■ Exercise goal
Show all lines from the listing below that contain "allele".

■ Material for the task
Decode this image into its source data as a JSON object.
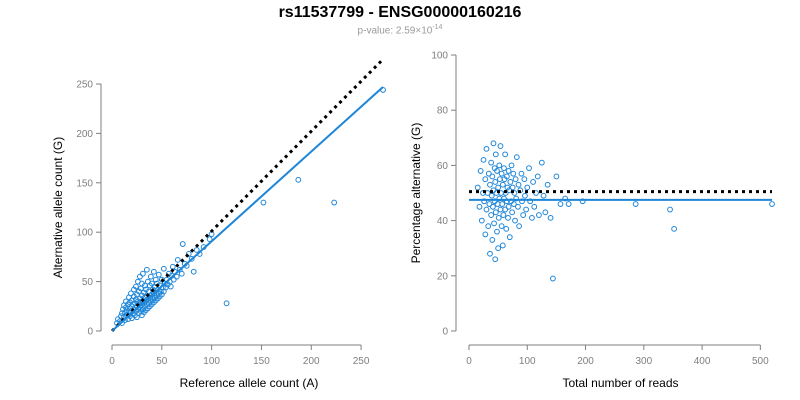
{
  "title": "rs11537799 - ENSG00000160216",
  "subtitle": {
    "label": "p-value: 2.59×10",
    "exponent": "-14"
  },
  "colors": {
    "points": "#1f86d8",
    "fit_line": "#1f86d8",
    "reference_line": "#000000",
    "axis": "#7f7f7f"
  },
  "chart_data": [
    {
      "type": "scatter",
      "xlabel": "Reference allele count (A)",
      "ylabel": "Alternative allele count (G)",
      "xlim": [
        0,
        275
      ],
      "ylim": [
        0,
        250
      ],
      "xticks": [
        0,
        50,
        100,
        150,
        200,
        250
      ],
      "yticks": [
        0,
        50,
        100,
        150,
        200,
        250
      ],
      "fit_line": {
        "x": [
          0,
          272
        ],
        "y": [
          0,
          247
        ]
      },
      "reference_line": {
        "x": [
          0,
          272
        ],
        "y": [
          0,
          275
        ]
      },
      "points": [
        [
          5,
          8
        ],
        [
          6,
          12
        ],
        [
          8,
          10
        ],
        [
          9,
          15
        ],
        [
          10,
          8
        ],
        [
          10,
          18
        ],
        [
          11,
          22
        ],
        [
          12,
          14
        ],
        [
          12,
          26
        ],
        [
          13,
          11
        ],
        [
          13,
          19
        ],
        [
          14,
          24
        ],
        [
          14,
          30
        ],
        [
          15,
          16
        ],
        [
          15,
          21
        ],
        [
          16,
          12
        ],
        [
          16,
          27
        ],
        [
          17,
          19
        ],
        [
          17,
          34
        ],
        [
          18,
          15
        ],
        [
          18,
          23
        ],
        [
          18,
          29
        ],
        [
          19,
          20
        ],
        [
          19,
          38
        ],
        [
          20,
          13
        ],
        [
          20,
          25
        ],
        [
          20,
          31
        ],
        [
          21,
          18
        ],
        [
          21,
          27
        ],
        [
          22,
          22
        ],
        [
          22,
          35
        ],
        [
          22,
          42
        ],
        [
          23,
          16
        ],
        [
          23,
          28
        ],
        [
          24,
          20
        ],
        [
          24,
          32
        ],
        [
          24,
          45
        ],
        [
          25,
          14
        ],
        [
          25,
          25
        ],
        [
          25,
          37
        ],
        [
          26,
          22
        ],
        [
          26,
          30
        ],
        [
          26,
          50
        ],
        [
          27,
          18
        ],
        [
          27,
          27
        ],
        [
          27,
          40
        ],
        [
          28,
          24
        ],
        [
          28,
          33
        ],
        [
          28,
          55
        ],
        [
          29,
          20
        ],
        [
          29,
          29
        ],
        [
          29,
          43
        ],
        [
          30,
          16
        ],
        [
          30,
          26
        ],
        [
          30,
          36
        ],
        [
          30,
          48
        ],
        [
          31,
          22
        ],
        [
          31,
          31
        ],
        [
          31,
          58
        ],
        [
          32,
          19
        ],
        [
          32,
          28
        ],
        [
          32,
          39
        ],
        [
          33,
          25
        ],
        [
          33,
          34
        ],
        [
          33,
          46
        ],
        [
          34,
          21
        ],
        [
          34,
          30
        ],
        [
          34,
          42
        ],
        [
          35,
          27
        ],
        [
          35,
          36
        ],
        [
          35,
          62
        ],
        [
          36,
          23
        ],
        [
          36,
          32
        ],
        [
          36,
          50
        ],
        [
          37,
          28
        ],
        [
          37,
          40
        ],
        [
          38,
          25
        ],
        [
          38,
          34
        ],
        [
          38,
          46
        ],
        [
          39,
          30
        ],
        [
          39,
          55
        ],
        [
          40,
          27
        ],
        [
          40,
          37
        ],
        [
          40,
          48
        ],
        [
          41,
          32
        ],
        [
          41,
          42
        ],
        [
          42,
          29
        ],
        [
          42,
          38
        ],
        [
          42,
          60
        ],
        [
          43,
          34
        ],
        [
          43,
          45
        ],
        [
          44,
          31
        ],
        [
          44,
          52
        ],
        [
          45,
          36
        ],
        [
          45,
          48
        ],
        [
          46,
          33
        ],
        [
          46,
          42
        ],
        [
          47,
          38
        ],
        [
          47,
          57
        ],
        [
          48,
          35
        ],
        [
          48,
          46
        ],
        [
          49,
          40
        ],
        [
          50,
          37
        ],
        [
          50,
          52
        ],
        [
          51,
          44
        ],
        [
          52,
          40
        ],
        [
          52,
          63
        ],
        [
          53,
          48
        ],
        [
          54,
          44
        ],
        [
          55,
          52
        ],
        [
          56,
          47
        ],
        [
          57,
          58
        ],
        [
          58,
          50
        ],
        [
          59,
          45
        ],
        [
          60,
          56
        ],
        [
          61,
          65
        ],
        [
          62,
          52
        ],
        [
          63,
          60
        ],
        [
          65,
          55
        ],
        [
          66,
          72
        ],
        [
          68,
          62
        ],
        [
          70,
          58
        ],
        [
          71,
          88
        ],
        [
          73,
          68
        ],
        [
          75,
          66
        ],
        [
          77,
          78
        ],
        [
          80,
          73
        ],
        [
          82,
          60
        ],
        [
          85,
          82
        ],
        [
          88,
          78
        ],
        [
          92,
          85
        ],
        [
          98,
          93
        ],
        [
          100,
          98
        ],
        [
          115,
          28
        ],
        [
          152,
          130
        ],
        [
          187,
          153
        ],
        [
          223,
          130
        ],
        [
          272,
          244
        ]
      ]
    },
    {
      "type": "scatter",
      "xlabel": "Total number of reads",
      "ylabel": "Percentage alternative (G)",
      "xlim": [
        0,
        520
      ],
      "ylim": [
        0,
        100
      ],
      "xticks": [
        0,
        100,
        200,
        300,
        400,
        500
      ],
      "yticks": [
        0,
        20,
        40,
        60,
        80,
        100
      ],
      "fit_line": {
        "x": [
          0,
          520
        ],
        "y": [
          47.5,
          47.5
        ]
      },
      "reference_line": {
        "x": [
          0,
          520
        ],
        "y": [
          50.5,
          50.5
        ]
      },
      "points": [
        [
          15,
          52
        ],
        [
          18,
          45
        ],
        [
          20,
          58
        ],
        [
          22,
          40
        ],
        [
          24,
          50
        ],
        [
          25,
          62
        ],
        [
          26,
          47
        ],
        [
          28,
          35
        ],
        [
          28,
          55
        ],
        [
          30,
          44
        ],
        [
          30,
          66
        ],
        [
          32,
          50
        ],
        [
          33,
          38
        ],
        [
          34,
          57
        ],
        [
          35,
          46
        ],
        [
          36,
          28
        ],
        [
          36,
          53
        ],
        [
          38,
          42
        ],
        [
          38,
          61
        ],
        [
          39,
          49
        ],
        [
          40,
          33
        ],
        [
          40,
          56
        ],
        [
          41,
          45
        ],
        [
          42,
          68
        ],
        [
          42,
          51
        ],
        [
          43,
          39
        ],
        [
          44,
          59
        ],
        [
          44,
          47
        ],
        [
          45,
          26
        ],
        [
          45,
          54
        ],
        [
          46,
          43
        ],
        [
          46,
          64
        ],
        [
          47,
          50
        ],
        [
          48,
          36
        ],
        [
          48,
          58
        ],
        [
          49,
          46
        ],
        [
          50,
          52
        ],
        [
          50,
          30
        ],
        [
          51,
          41
        ],
        [
          52,
          60
        ],
        [
          52,
          48
        ],
        [
          53,
          55
        ],
        [
          54,
          44
        ],
        [
          54,
          67
        ],
        [
          55,
          50
        ],
        [
          56,
          38
        ],
        [
          56,
          57
        ],
        [
          57,
          46
        ],
        [
          58,
          53
        ],
        [
          58,
          31
        ],
        [
          59,
          42
        ],
        [
          60,
          59
        ],
        [
          60,
          48
        ],
        [
          61,
          55
        ],
        [
          62,
          44
        ],
        [
          62,
          64
        ],
        [
          63,
          50
        ],
        [
          64,
          37
        ],
        [
          65,
          56
        ],
        [
          65,
          47
        ],
        [
          66,
          52
        ],
        [
          67,
          41
        ],
        [
          68,
          58
        ],
        [
          68,
          45
        ],
        [
          69,
          51
        ],
        [
          70,
          34
        ],
        [
          71,
          54
        ],
        [
          72,
          47
        ],
        [
          73,
          60
        ],
        [
          74,
          43
        ],
        [
          75,
          52
        ],
        [
          76,
          57
        ],
        [
          77,
          46
        ],
        [
          78,
          50
        ],
        [
          79,
          40
        ],
        [
          80,
          55
        ],
        [
          81,
          48
        ],
        [
          82,
          63
        ],
        [
          84,
          45
        ],
        [
          85,
          53
        ],
        [
          86,
          38
        ],
        [
          88,
          51
        ],
        [
          90,
          57
        ],
        [
          91,
          47
        ],
        [
          93,
          42
        ],
        [
          95,
          55
        ],
        [
          96,
          49
        ],
        [
          98,
          44
        ],
        [
          100,
          52
        ],
        [
          103,
          59
        ],
        [
          105,
          47
        ],
        [
          108,
          41
        ],
        [
          110,
          54
        ],
        [
          112,
          45
        ],
        [
          115,
          50
        ],
        [
          118,
          56
        ],
        [
          120,
          42
        ],
        [
          125,
          61
        ],
        [
          128,
          49
        ],
        [
          131,
          43
        ],
        [
          135,
          53
        ],
        [
          140,
          41
        ],
        [
          144,
          19
        ],
        [
          150,
          56
        ],
        [
          157,
          46
        ],
        [
          165,
          48
        ],
        [
          171,
          46
        ],
        [
          195,
          47
        ],
        [
          286,
          46
        ],
        [
          345,
          44
        ],
        [
          352,
          37
        ],
        [
          520,
          46
        ]
      ]
    }
  ]
}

■ The answer
      "xlabel": "Reference allele count (A)",
      "ylabel": "Alternative allele count (G)",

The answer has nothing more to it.